Records supplied>
►

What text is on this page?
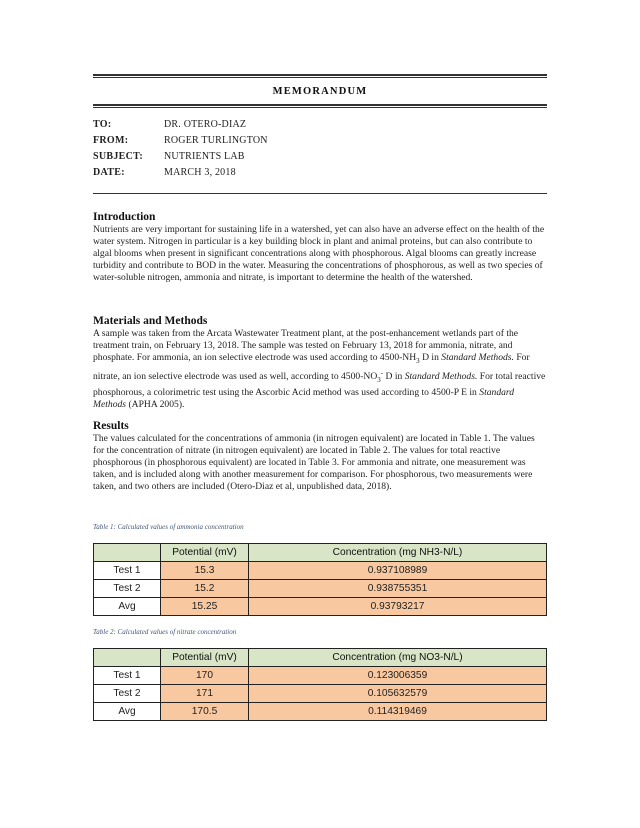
MEMORANDUM
TO:	DR. OTERO-DIAZ
FROM:	ROGER TURLINGTON
SUBJECT: NUTRIENTS LAB
DATE:	MARCH 3, 2018
Introduction

Nutrients are very important for sustaining life in a watershed, yet can also have an adverse effect on the health of the water system. Nitrogen in particular is a key building block in plant and animal proteins, but can also contribute to algal blooms when present in significant concentrations along with phosphorous. Algal blooms can greatly increase turbidity and contribute to BOD in the water. Measuring the concentrations of phosphorous, as well as two species of water-soluble nitrogen, ammonia and nitrate, is important to determine the health of the watershed.

Materials and Methods

A sample was taken from the Arcata Wastewater Treatment plant, at the post-enhancement wetlands part of the treatment train, on February 13, 2018. The sample was tested on February 13, 2018 for ammonia, nitrate, and phosphate. For ammonia, an ion selective electrode was used according to $4500-NH_3$ D in Standard Methods. For nitrate, an ion selective electrode was used as well, according to $4500-NO_3^-$ D in Standard Methods. For total reactive phosphorous, a colorimetric test using the Ascorbic Acid method was used according to 4500-P E in Standard Methods (APHA 2005).

Results

The values calculated for the concentrations of ammonia (in nitrogen equivalent) are located in Table 1. The values for the concentration of nitrate (in nitrogen equivalent) are located in Table 2. The values for total reactive phosphorous (in phosphorous equivalent) are located in Table 3. For ammonia and nitrate, one measurement was taken, and is included along with another measurement for comparison. For phosphorous, two measurements were taken, and two others are included (Otero-Diaz et al, unpublished data, 2018).

Table 1: Calculated values of ammonia concentration
	Potential (mV)	Concentration (mg NH3-N/L)
Test 1	15.3	0.937108989
Test 2	15.2	0.938755351
Avg	15.25	0.93793217
Table 2: Calculated values of nitrate concentration
	Potential (mV)	Concentration (mg NO3-N/L)
Test 1	170	0.123006359
Test 2	171	0.105632579
Avg	170.5	0.114319469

◄

Problem statement> Give the data again exactly, without pictures.

Your solution>
What text is on this page?
MEMORANDUM
TO:	DR. OTERO-DIAZ
FROM:	ROGER TURLINGTON
SUBJECT: NUTRIENTS LAB
DATE:	MARCH 3, 2018
Introduction

Nutrients are very important for sustaining life in a watershed, yet can also have an adverse effect on the health of the water system. Nitrogen in particular is a key building block in plant and animal proteins, but can also contribute to algal blooms when present in significant concentrations along with phosphorous. Algal blooms can greatly increase turbidity and contribute to BOD in the water. Measuring the concentrations of phosphorous, as well as two species of water-soluble nitrogen, ammonia and nitrate, is important to determine the health of the watershed.

Materials and Methods

A sample was taken from the Arcata Wastewater Treatment plant, at the post-enhancement wetlands part of the treatment train, on February 13, 2018. The sample was tested on February 13, 2018 for ammonia, nitrate, and phosphate. For ammonia, an ion selective electrode was used according to $4500-NH_3$ D in Standard Methods. For nitrate, an ion selective electrode was used as well, according to $4500-NO_3^-$ D in Standard Methods. For total reactive phosphorous, a colorimetric test using the Ascorbic Acid method was used according to 4500-P E in Standard Methods (APHA 2005).

Results

The values calculated for the concentrations of ammonia (in nitrogen equivalent) are located in Table 1. The values for the concentration of nitrate (in nitrogen equivalent) are located in Table 2. The values for total reactive phosphorous (in phosphorous equivalent) are located in Table 3. For ammonia and nitrate, one measurement was taken, and is included along with another measurement for comparison. For phosphorous, two measurements were taken, and two others are included (Otero-Diaz et al, unpublished data, 2018).

Table 1: Calculated values of ammonia concentration
	Potential (mV)	Concentration (mg NH3-N/L)
Test 1	15.3	0.937108989
Test 2	15.2	0.938755351
Avg	15.25	0.93793217
Table 2: Calculated values of nitrate concentration
	Potential (mV)	Concentration (mg NO3-N/L)
Test 1	170	0.123006359
Test 2	171	0.105632579
Avg	170.5	0.114319469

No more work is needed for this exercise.